**Stored entries:**
-*-

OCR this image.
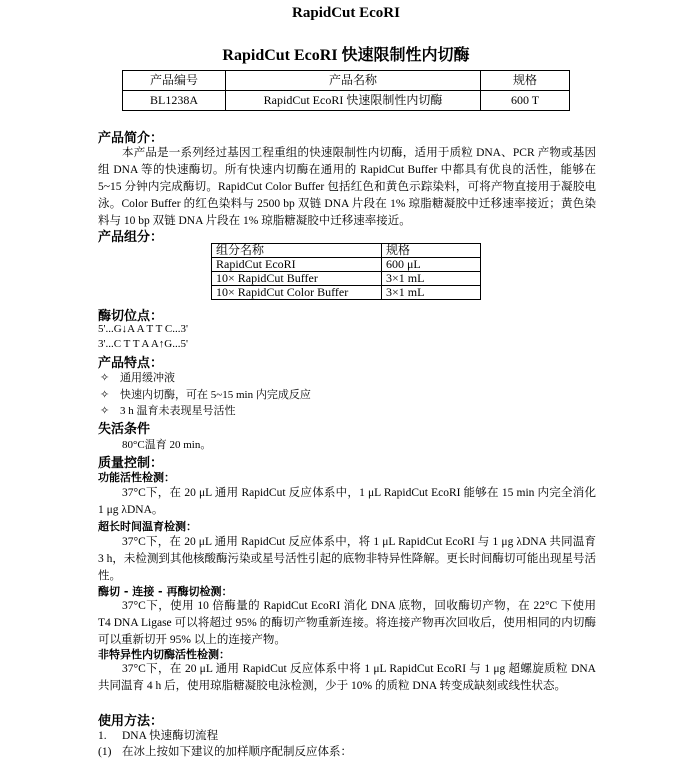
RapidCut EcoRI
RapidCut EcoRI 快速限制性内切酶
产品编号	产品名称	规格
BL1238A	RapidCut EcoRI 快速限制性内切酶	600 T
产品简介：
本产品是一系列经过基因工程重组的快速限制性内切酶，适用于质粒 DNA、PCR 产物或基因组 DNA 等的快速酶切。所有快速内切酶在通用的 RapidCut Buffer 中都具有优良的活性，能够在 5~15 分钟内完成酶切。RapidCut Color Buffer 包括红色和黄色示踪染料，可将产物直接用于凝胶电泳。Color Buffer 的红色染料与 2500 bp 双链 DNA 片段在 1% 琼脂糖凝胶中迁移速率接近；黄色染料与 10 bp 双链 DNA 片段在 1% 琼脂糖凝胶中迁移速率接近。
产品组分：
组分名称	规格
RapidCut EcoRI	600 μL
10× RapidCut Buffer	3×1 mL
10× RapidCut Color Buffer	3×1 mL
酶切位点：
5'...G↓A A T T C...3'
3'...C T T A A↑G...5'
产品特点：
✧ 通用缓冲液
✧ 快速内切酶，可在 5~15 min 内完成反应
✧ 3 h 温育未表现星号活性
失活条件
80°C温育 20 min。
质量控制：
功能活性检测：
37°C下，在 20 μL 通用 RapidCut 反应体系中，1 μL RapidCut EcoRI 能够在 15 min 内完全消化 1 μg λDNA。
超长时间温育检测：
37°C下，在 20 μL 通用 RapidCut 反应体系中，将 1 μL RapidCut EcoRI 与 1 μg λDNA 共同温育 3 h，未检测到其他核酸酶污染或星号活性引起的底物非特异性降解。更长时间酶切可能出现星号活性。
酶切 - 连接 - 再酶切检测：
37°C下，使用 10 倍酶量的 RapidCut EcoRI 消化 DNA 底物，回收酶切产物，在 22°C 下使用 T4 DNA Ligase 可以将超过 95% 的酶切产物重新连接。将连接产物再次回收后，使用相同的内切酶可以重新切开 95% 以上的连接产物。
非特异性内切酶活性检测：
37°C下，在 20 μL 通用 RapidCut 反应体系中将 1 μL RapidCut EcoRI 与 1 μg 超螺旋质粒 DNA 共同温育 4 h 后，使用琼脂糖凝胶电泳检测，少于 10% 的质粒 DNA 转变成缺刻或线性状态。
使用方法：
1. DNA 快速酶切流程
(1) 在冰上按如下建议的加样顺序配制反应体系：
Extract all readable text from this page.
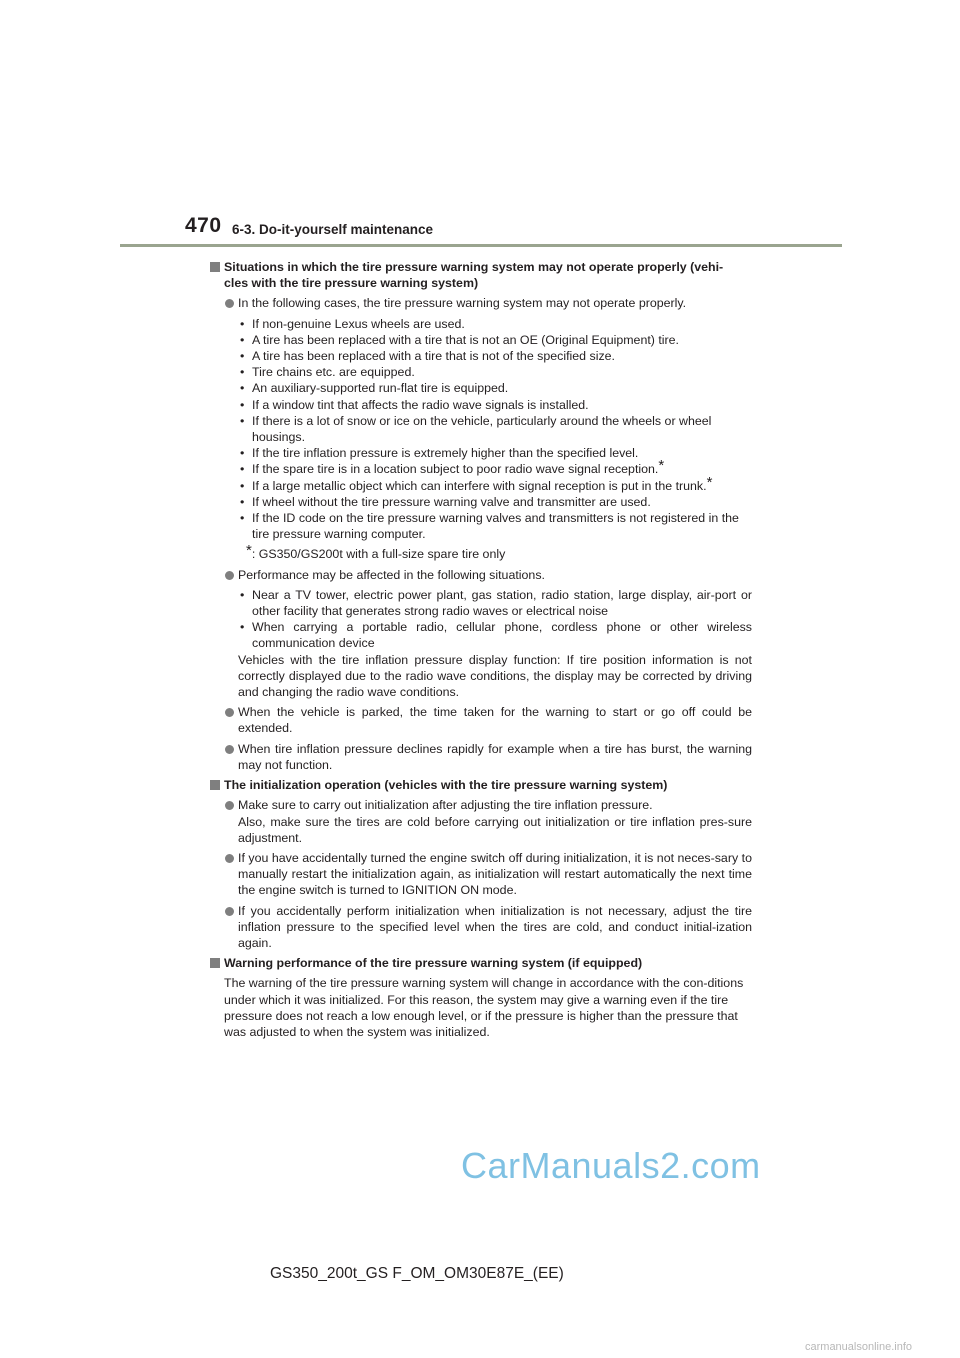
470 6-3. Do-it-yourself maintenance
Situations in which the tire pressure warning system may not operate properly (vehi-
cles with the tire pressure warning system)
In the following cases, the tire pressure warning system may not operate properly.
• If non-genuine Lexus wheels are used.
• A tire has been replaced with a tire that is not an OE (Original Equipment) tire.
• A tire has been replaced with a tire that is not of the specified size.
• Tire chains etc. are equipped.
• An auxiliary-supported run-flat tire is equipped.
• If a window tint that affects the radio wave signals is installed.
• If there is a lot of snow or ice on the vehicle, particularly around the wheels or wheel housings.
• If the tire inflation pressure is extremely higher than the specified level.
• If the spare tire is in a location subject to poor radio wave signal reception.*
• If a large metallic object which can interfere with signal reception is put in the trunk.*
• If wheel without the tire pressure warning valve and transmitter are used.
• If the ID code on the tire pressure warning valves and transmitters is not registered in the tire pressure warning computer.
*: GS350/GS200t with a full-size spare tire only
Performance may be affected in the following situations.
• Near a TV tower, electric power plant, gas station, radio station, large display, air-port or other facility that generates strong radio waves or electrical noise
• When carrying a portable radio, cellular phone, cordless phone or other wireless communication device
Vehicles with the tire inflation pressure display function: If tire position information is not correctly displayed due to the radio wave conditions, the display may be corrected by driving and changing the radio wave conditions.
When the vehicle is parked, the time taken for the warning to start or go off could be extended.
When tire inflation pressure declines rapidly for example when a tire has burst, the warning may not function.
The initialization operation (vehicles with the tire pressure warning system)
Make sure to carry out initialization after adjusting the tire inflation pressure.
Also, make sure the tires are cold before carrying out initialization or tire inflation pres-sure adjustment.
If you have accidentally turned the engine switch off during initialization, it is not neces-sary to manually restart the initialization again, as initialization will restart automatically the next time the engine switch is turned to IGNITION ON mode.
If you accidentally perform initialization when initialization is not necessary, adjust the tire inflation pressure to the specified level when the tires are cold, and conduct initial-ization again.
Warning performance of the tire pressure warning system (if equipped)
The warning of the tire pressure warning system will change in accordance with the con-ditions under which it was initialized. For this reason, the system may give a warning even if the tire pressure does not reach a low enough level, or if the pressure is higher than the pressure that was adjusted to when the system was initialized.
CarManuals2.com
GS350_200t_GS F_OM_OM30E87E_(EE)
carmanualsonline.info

-*-

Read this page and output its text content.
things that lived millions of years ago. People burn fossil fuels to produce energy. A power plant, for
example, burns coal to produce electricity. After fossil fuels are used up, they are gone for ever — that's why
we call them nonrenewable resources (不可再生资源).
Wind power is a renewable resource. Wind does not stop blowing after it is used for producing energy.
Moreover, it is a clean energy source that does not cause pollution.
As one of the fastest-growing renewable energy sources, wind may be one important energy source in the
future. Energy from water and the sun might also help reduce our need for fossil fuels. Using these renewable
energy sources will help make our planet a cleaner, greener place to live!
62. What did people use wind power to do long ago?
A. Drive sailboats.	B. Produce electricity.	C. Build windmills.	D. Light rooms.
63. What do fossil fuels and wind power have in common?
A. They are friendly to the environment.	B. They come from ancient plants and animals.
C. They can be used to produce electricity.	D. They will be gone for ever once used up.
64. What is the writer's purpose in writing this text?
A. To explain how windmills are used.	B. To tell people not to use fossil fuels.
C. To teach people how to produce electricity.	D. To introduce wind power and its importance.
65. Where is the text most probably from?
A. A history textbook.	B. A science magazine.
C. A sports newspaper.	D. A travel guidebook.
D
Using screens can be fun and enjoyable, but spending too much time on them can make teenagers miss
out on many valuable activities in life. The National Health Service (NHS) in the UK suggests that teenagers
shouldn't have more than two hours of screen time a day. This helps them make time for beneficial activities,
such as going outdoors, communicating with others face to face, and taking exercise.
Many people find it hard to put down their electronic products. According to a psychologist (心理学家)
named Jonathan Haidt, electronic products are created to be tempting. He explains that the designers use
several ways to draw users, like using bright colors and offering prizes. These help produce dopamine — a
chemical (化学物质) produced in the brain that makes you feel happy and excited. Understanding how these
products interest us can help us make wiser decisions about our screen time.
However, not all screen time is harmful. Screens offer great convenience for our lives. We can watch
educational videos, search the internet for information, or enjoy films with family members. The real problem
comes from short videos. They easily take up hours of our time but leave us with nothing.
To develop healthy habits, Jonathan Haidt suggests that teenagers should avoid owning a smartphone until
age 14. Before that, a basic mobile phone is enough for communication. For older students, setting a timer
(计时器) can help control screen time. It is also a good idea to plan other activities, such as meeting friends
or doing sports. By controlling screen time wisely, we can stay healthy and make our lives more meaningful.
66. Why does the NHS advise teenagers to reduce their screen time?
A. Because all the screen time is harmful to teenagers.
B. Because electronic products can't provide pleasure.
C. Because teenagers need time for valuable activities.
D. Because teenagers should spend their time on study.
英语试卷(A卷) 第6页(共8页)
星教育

-*-

**WHAT THE TASK ASKS:** Only a number is wanted: how many lines contain "lives"?

**ANSWER BELOW:** 2